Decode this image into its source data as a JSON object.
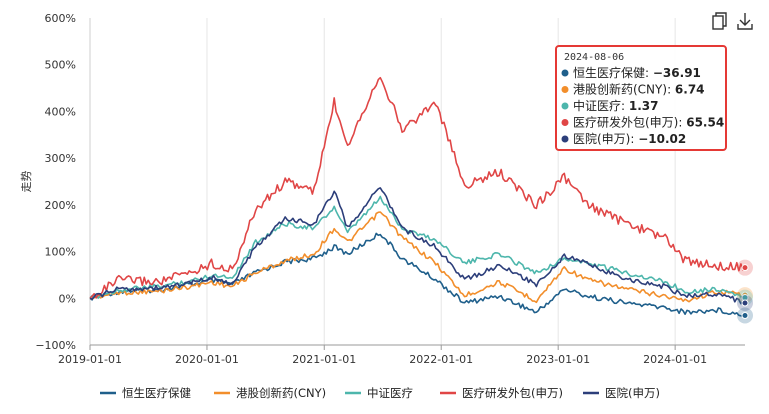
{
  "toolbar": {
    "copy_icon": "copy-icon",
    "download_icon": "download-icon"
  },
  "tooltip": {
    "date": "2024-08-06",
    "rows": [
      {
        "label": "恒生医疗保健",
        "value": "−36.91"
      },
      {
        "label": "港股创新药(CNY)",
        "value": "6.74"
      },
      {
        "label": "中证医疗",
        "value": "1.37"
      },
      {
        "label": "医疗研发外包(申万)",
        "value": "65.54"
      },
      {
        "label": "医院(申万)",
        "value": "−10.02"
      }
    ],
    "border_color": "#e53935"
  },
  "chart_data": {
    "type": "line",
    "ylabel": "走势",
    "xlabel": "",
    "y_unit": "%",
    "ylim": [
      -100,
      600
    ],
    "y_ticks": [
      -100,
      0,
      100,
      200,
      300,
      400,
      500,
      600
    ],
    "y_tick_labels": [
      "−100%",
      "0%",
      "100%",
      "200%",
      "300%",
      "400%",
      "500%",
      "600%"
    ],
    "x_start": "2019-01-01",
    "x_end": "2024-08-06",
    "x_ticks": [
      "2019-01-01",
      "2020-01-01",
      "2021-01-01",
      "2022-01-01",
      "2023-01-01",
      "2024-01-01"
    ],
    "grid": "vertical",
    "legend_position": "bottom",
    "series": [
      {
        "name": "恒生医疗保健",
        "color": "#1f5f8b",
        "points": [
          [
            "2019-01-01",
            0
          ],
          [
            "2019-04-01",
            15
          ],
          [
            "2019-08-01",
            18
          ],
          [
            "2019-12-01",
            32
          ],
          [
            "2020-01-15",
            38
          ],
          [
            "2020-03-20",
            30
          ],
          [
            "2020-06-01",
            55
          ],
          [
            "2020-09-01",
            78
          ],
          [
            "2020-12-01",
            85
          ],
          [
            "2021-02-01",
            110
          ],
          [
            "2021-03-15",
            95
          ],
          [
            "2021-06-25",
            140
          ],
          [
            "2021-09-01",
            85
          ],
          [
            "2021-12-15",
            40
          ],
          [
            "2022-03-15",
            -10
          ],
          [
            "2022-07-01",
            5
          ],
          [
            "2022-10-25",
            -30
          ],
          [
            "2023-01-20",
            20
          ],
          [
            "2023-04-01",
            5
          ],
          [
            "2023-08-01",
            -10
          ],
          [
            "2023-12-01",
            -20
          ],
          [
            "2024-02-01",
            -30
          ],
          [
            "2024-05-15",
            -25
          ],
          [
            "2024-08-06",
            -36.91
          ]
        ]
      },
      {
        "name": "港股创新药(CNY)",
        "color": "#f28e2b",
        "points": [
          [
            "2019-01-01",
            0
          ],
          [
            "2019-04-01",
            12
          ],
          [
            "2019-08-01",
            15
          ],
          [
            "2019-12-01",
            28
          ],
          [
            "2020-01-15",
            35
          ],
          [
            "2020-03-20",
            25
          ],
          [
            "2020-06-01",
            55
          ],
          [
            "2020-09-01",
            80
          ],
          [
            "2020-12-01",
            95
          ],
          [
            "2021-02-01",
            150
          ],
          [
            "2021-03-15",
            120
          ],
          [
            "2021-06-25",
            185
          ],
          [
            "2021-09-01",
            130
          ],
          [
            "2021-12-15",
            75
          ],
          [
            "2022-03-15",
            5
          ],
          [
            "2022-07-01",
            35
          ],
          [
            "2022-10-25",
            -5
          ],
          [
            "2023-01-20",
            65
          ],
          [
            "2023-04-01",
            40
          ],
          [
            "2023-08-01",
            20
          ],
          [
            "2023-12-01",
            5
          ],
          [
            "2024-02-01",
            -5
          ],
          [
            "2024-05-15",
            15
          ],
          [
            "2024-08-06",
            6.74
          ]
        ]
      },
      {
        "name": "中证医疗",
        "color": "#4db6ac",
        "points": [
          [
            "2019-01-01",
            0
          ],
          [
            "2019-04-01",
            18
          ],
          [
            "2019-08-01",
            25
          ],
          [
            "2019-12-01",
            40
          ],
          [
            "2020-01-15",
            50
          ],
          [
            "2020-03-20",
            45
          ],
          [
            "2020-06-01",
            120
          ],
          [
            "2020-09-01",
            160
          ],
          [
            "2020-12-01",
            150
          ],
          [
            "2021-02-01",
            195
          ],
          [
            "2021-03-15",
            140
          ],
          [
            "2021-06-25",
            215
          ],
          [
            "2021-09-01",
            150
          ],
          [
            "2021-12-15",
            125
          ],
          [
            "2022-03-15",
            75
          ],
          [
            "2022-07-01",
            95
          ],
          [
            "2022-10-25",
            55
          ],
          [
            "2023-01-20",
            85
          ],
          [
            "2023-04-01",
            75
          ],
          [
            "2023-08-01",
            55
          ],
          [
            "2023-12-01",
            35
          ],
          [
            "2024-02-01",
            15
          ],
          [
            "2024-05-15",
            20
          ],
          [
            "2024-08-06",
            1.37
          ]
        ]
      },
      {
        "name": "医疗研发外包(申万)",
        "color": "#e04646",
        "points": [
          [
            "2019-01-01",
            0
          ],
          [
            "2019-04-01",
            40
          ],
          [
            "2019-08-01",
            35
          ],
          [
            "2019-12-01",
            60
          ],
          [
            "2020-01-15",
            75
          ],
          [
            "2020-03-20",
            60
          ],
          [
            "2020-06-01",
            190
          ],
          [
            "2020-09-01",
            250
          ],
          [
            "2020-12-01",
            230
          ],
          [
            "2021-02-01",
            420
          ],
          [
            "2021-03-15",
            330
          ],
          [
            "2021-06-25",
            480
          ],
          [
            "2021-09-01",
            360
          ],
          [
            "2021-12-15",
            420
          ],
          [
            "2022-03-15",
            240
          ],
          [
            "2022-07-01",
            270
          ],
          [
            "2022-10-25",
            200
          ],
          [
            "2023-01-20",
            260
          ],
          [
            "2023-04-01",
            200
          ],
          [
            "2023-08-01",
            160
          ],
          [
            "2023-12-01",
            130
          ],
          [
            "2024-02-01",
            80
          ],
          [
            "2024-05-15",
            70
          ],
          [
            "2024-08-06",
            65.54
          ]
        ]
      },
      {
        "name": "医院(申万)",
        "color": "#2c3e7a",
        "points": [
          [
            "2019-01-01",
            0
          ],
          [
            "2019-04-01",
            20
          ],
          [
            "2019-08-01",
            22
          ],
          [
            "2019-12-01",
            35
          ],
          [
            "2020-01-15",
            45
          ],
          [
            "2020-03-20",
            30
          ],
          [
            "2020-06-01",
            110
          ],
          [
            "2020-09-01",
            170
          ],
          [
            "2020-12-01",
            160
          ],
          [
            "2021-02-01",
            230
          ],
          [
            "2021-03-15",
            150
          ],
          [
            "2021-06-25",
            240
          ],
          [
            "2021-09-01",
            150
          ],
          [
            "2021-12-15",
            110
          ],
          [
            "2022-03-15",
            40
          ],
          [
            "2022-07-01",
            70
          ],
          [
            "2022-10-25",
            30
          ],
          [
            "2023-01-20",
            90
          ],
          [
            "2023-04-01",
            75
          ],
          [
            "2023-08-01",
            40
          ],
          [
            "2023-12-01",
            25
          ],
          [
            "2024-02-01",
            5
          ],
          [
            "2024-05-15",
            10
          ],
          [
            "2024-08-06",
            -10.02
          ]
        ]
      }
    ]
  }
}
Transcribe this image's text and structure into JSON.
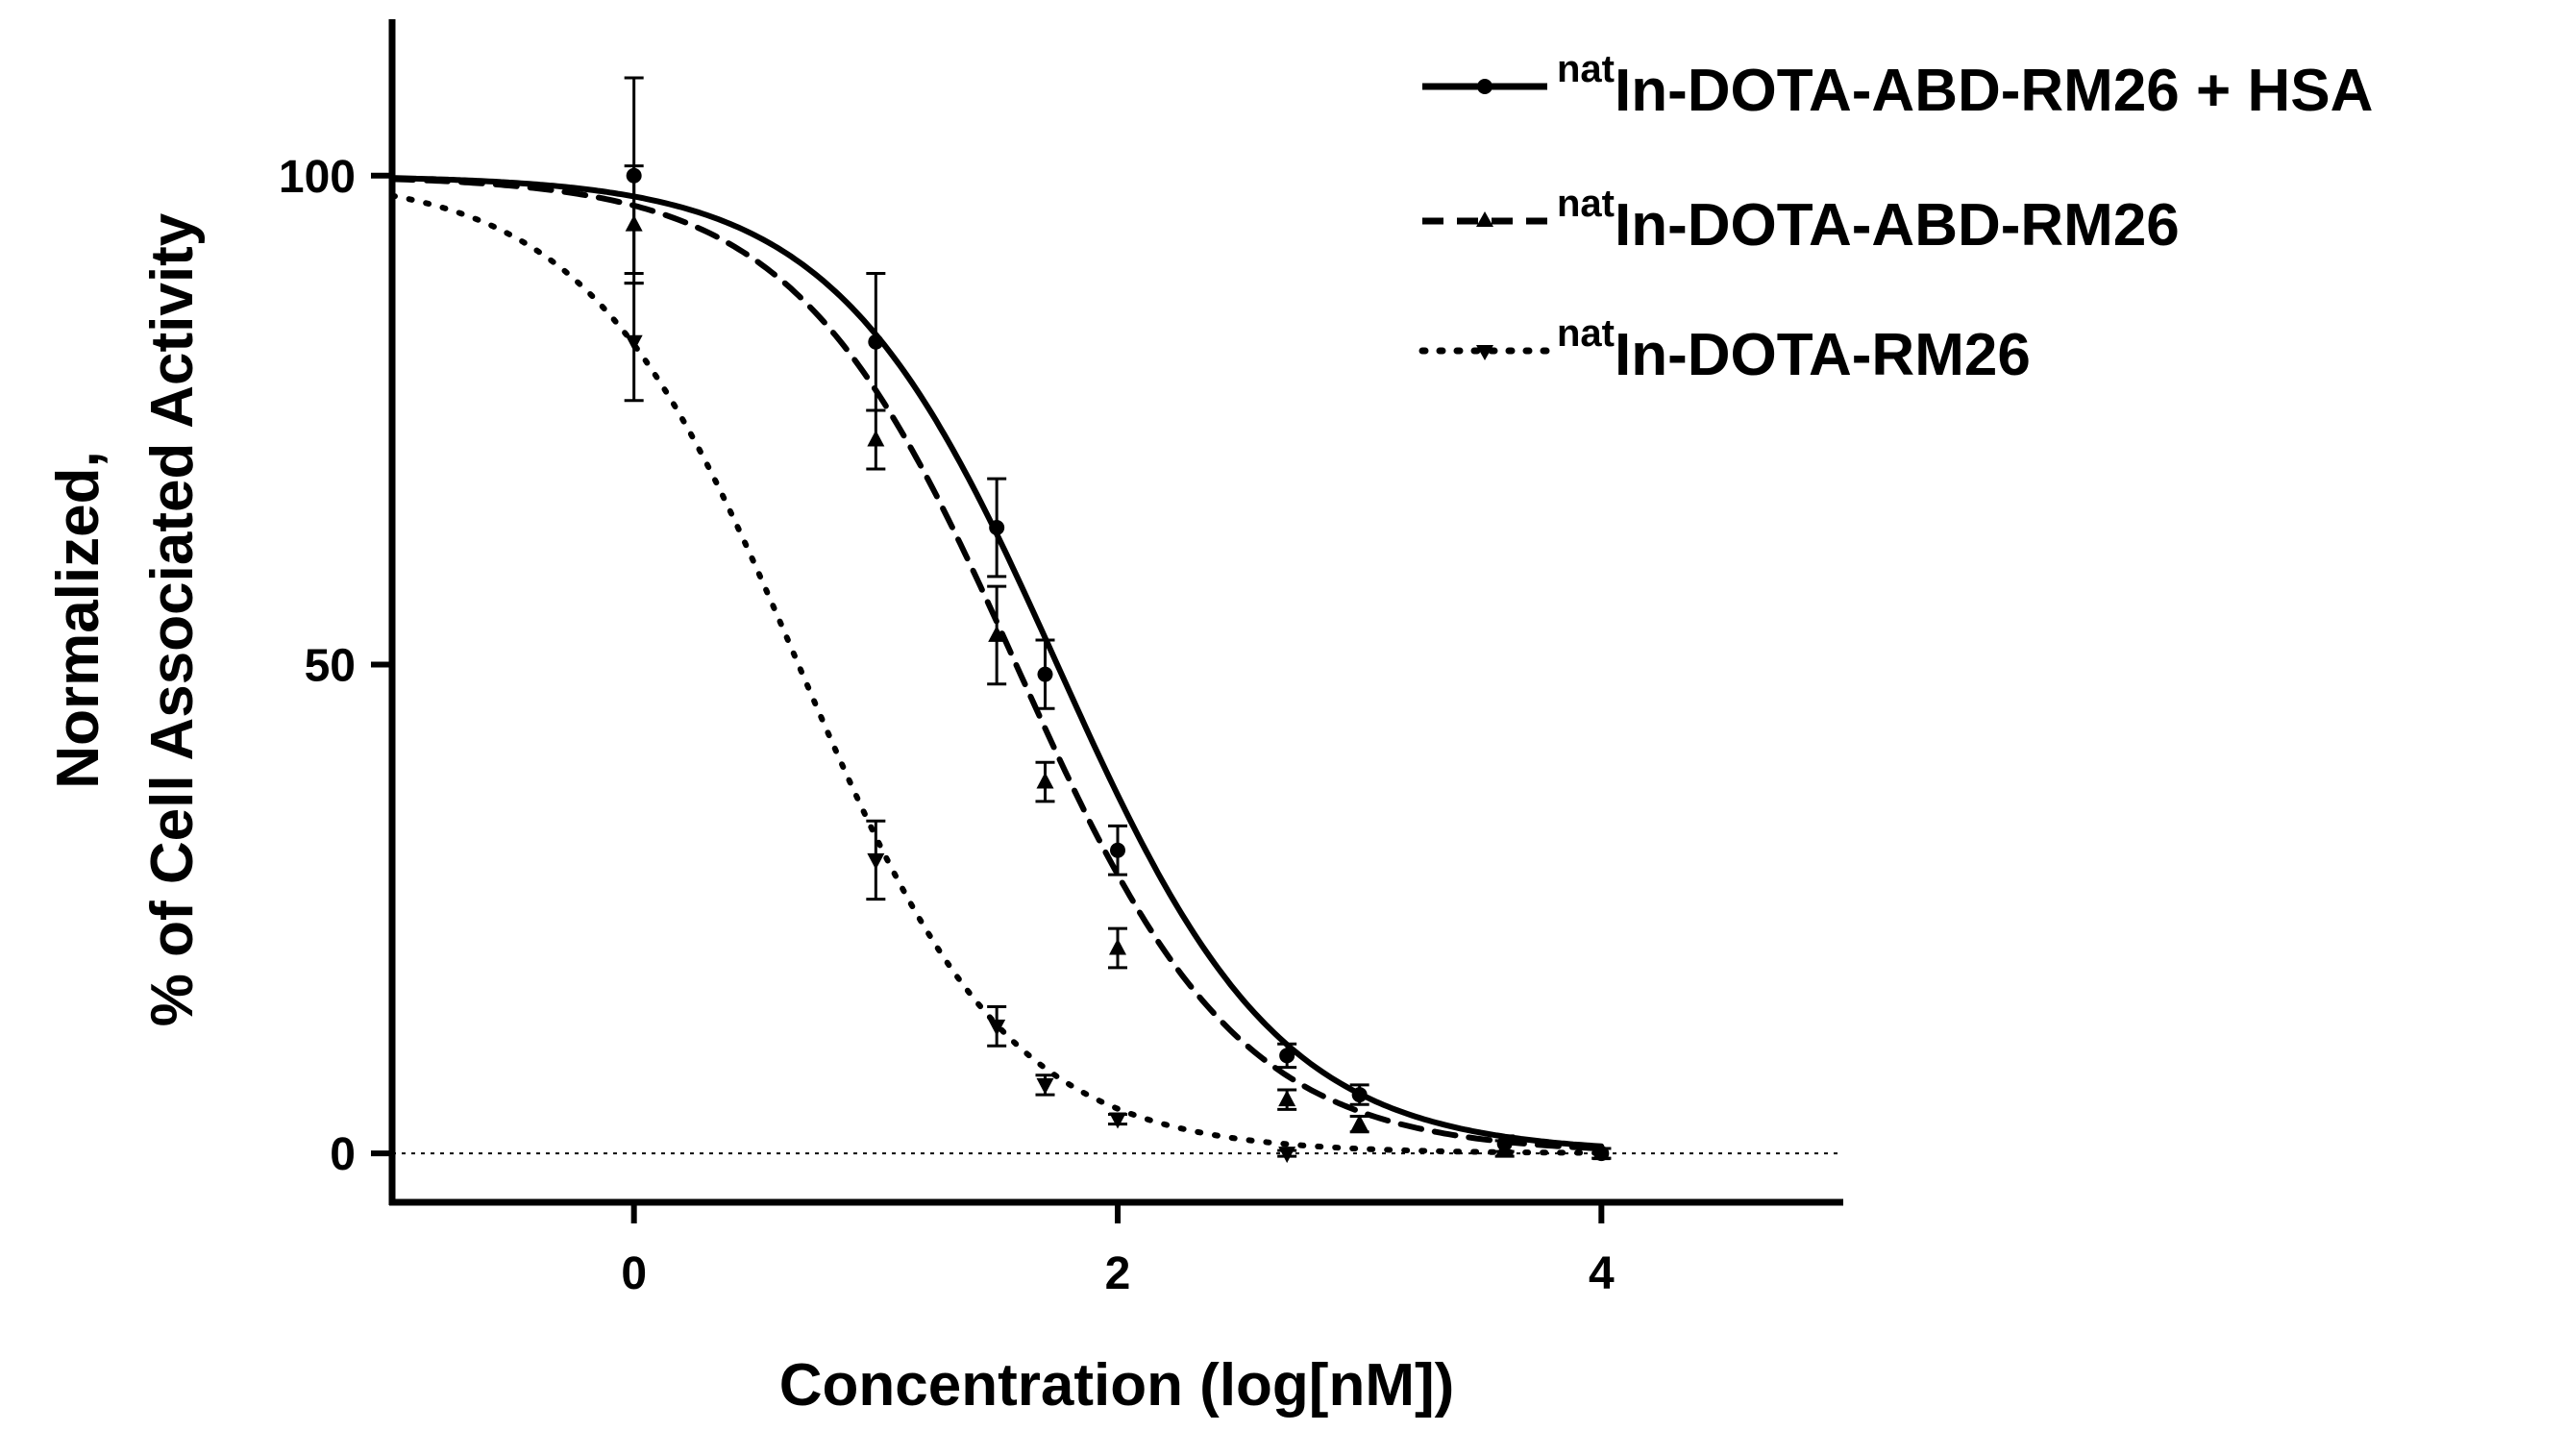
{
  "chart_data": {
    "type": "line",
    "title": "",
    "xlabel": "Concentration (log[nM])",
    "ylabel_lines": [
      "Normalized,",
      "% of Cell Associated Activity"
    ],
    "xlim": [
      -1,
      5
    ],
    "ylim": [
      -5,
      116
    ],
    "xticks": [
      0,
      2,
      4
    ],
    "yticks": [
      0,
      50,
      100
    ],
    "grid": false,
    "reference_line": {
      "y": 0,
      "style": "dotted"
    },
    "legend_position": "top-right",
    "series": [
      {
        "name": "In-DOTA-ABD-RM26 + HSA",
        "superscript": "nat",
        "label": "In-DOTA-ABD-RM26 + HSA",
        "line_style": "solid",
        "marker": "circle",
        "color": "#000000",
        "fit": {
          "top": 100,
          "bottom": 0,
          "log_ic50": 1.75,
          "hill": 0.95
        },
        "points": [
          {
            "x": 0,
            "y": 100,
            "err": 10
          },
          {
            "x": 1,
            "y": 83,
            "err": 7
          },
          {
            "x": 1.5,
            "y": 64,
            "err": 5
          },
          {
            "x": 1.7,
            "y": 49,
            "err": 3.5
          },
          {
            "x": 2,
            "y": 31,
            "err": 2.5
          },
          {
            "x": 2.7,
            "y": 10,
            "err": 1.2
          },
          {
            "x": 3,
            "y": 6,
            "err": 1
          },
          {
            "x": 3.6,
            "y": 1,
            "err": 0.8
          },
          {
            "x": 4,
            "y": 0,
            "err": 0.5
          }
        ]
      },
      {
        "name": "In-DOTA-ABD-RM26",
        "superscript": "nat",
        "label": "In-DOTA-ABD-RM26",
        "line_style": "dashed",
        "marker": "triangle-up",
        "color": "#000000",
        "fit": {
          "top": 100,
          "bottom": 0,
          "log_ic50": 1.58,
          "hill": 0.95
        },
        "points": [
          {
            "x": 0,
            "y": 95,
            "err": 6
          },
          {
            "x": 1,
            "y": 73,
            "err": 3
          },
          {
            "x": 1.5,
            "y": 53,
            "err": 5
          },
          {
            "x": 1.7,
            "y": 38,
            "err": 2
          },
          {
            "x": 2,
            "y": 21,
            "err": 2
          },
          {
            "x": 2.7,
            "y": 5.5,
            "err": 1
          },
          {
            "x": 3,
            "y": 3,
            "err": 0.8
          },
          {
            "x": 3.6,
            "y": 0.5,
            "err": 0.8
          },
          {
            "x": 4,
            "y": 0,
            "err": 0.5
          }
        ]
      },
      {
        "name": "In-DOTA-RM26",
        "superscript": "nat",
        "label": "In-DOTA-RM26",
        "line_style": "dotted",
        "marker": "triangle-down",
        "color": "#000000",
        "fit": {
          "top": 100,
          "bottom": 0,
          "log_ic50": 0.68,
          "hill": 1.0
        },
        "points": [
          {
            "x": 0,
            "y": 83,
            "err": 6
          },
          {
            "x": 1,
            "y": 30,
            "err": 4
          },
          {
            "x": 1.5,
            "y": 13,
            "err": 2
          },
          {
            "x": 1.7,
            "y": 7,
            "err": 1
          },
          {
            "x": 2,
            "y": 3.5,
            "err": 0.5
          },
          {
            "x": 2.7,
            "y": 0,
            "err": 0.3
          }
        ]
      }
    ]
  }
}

* [TASK DETAILS] Every line in the data above that contains "xlabel" needs to be copied.

* [SOLVED PROBLEM]
    "xlabel": "",
    "xlabel": "Concentration (log[nM])",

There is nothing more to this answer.